Quote the entries in full, character for character, without their images.

* BEGIN Record set *

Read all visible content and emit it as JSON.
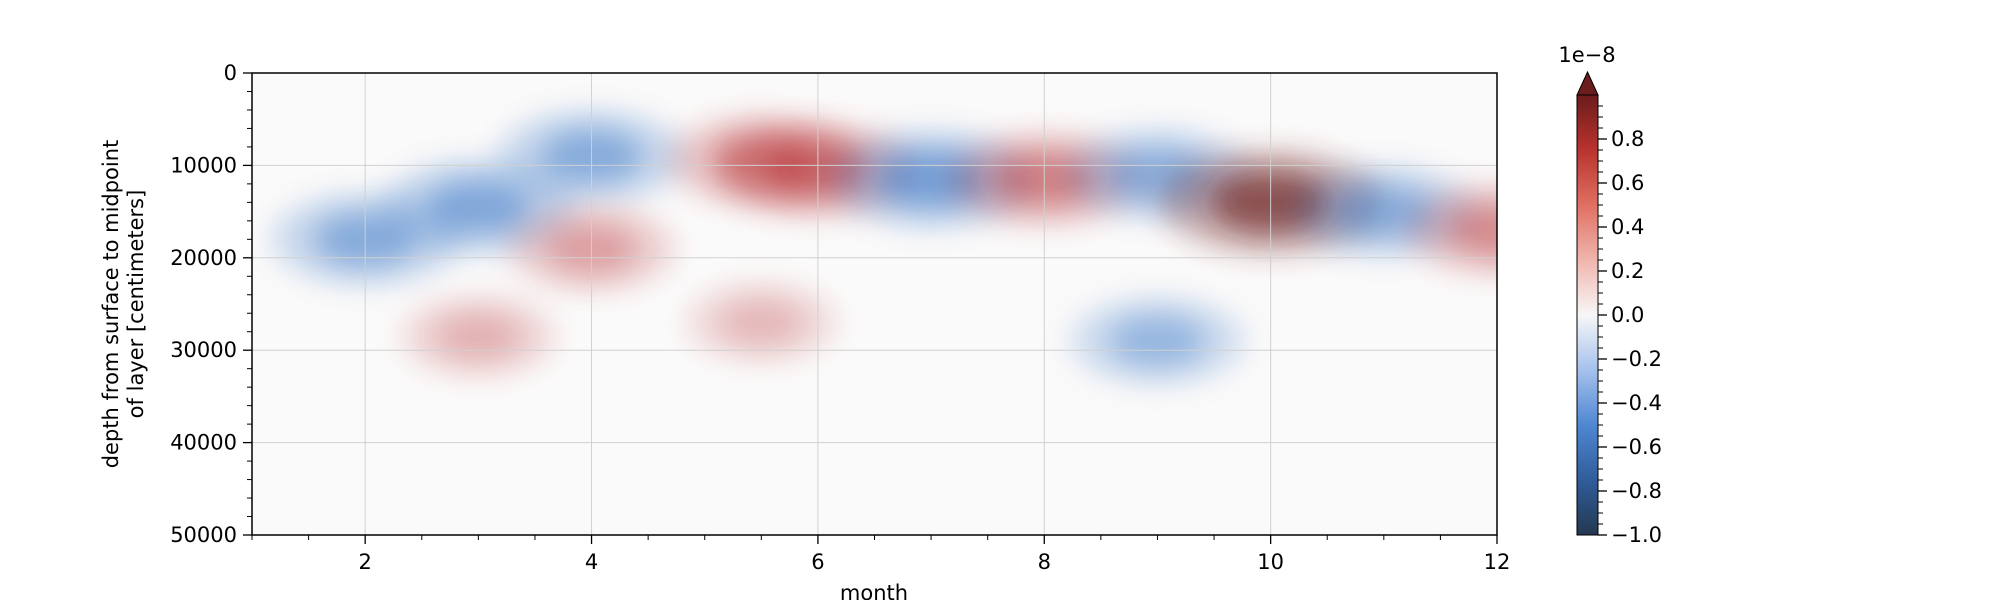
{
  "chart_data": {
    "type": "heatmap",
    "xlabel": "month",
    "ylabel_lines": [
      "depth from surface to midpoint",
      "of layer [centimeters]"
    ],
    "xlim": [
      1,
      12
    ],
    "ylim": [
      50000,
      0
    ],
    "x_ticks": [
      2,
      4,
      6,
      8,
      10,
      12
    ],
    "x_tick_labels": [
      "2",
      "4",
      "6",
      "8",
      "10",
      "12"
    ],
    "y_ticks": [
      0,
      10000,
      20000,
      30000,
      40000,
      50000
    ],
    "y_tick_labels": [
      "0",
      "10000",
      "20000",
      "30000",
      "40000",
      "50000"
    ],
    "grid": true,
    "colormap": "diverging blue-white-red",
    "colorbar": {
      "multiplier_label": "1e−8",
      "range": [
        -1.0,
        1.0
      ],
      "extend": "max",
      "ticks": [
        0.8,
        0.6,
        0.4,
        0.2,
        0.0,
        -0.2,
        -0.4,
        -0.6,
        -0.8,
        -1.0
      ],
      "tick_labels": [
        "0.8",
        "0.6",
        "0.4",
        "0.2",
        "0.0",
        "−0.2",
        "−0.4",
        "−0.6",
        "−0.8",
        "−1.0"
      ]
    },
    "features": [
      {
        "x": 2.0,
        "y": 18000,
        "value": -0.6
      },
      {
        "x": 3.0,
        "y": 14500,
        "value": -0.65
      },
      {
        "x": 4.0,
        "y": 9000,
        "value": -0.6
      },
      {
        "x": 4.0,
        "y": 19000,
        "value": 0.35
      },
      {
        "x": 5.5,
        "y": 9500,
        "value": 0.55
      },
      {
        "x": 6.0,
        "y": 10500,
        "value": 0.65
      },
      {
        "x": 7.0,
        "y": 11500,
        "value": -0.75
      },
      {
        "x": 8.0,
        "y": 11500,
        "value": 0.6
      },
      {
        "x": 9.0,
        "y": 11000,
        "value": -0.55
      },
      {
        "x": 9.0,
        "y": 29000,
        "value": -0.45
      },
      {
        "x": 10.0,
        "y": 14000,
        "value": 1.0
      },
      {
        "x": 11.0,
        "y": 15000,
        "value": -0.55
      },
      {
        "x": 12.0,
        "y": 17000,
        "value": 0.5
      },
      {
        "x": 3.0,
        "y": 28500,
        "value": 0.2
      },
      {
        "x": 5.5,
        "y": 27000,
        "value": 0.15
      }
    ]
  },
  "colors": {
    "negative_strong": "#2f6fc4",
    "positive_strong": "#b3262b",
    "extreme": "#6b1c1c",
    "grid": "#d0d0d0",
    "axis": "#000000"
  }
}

* END Record set *

## Exercise response
Read all visible content and emit it as JSON.
{
  "chart_data": {
    "type": "heatmap",
    "xlabel": "month",
    "ylabel_lines": [
      "depth from surface to midpoint",
      "of layer [centimeters]"
    ],
    "xlim": [
      1,
      12
    ],
    "ylim": [
      50000,
      0
    ],
    "x_ticks": [
      2,
      4,
      6,
      8,
      10,
      12
    ],
    "x_tick_labels": [
      "2",
      "4",
      "6",
      "8",
      "10",
      "12"
    ],
    "y_ticks": [
      0,
      10000,
      20000,
      30000,
      40000,
      50000
    ],
    "y_tick_labels": [
      "0",
      "10000",
      "20000",
      "30000",
      "40000",
      "50000"
    ],
    "grid": true,
    "colormap": "diverging blue-white-red",
    "colorbar": {
      "multiplier_label": "1e−8",
      "range": [
        -1.0,
        1.0
      ],
      "extend": "max",
      "ticks": [
        0.8,
        0.6,
        0.4,
        0.2,
        0.0,
        -0.2,
        -0.4,
        -0.6,
        -0.8,
        -1.0
      ],
      "tick_labels": [
        "0.8",
        "0.6",
        "0.4",
        "0.2",
        "0.0",
        "−0.2",
        "−0.4",
        "−0.6",
        "−0.8",
        "−1.0"
      ]
    },
    "features": [
      {
        "x": 2.0,
        "y": 18000,
        "value": -0.6
      },
      {
        "x": 3.0,
        "y": 14500,
        "value": -0.65
      },
      {
        "x": 4.0,
        "y": 9000,
        "value": -0.6
      },
      {
        "x": 4.0,
        "y": 19000,
        "value": 0.35
      },
      {
        "x": 5.5,
        "y": 9500,
        "value": 0.55
      },
      {
        "x": 6.0,
        "y": 10500,
        "value": 0.65
      },
      {
        "x": 7.0,
        "y": 11500,
        "value": -0.75
      },
      {
        "x": 8.0,
        "y": 11500,
        "value": 0.6
      },
      {
        "x": 9.0,
        "y": 11000,
        "value": -0.55
      },
      {
        "x": 9.0,
        "y": 29000,
        "value": -0.45
      },
      {
        "x": 10.0,
        "y": 14000,
        "value": 1.0
      },
      {
        "x": 11.0,
        "y": 15000,
        "value": -0.55
      },
      {
        "x": 12.0,
        "y": 17000,
        "value": 0.5
      },
      {
        "x": 3.0,
        "y": 28500,
        "value": 0.2
      },
      {
        "x": 5.5,
        "y": 27000,
        "value": 0.15
      }
    ]
  },
  "colors": {
    "negative_strong": "#2f6fc4",
    "positive_strong": "#b3262b",
    "extreme": "#6b1c1c",
    "grid": "#d0d0d0",
    "axis": "#000000"
  }
}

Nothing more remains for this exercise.